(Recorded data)
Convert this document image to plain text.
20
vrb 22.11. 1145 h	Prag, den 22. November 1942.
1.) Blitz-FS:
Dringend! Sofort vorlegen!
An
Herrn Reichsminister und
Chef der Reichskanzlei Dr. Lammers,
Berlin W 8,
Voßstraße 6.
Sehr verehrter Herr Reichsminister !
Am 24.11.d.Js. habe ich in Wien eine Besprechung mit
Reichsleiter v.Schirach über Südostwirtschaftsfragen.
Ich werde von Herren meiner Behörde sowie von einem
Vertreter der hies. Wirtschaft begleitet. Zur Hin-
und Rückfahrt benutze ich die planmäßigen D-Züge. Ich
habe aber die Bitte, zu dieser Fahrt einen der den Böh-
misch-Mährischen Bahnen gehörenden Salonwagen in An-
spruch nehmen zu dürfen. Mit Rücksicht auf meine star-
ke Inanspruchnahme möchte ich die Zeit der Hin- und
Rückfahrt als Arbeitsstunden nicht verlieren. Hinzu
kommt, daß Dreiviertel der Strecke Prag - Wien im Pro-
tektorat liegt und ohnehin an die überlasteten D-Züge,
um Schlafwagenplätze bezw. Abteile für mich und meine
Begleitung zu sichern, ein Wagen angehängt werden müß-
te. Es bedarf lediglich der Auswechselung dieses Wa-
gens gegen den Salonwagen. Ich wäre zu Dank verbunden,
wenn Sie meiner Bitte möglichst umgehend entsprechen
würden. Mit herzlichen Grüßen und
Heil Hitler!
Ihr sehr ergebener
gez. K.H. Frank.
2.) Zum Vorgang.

**Written instruction**
Write only the number of lines in the data above that include "Rückfahrt".

**The completed task**
2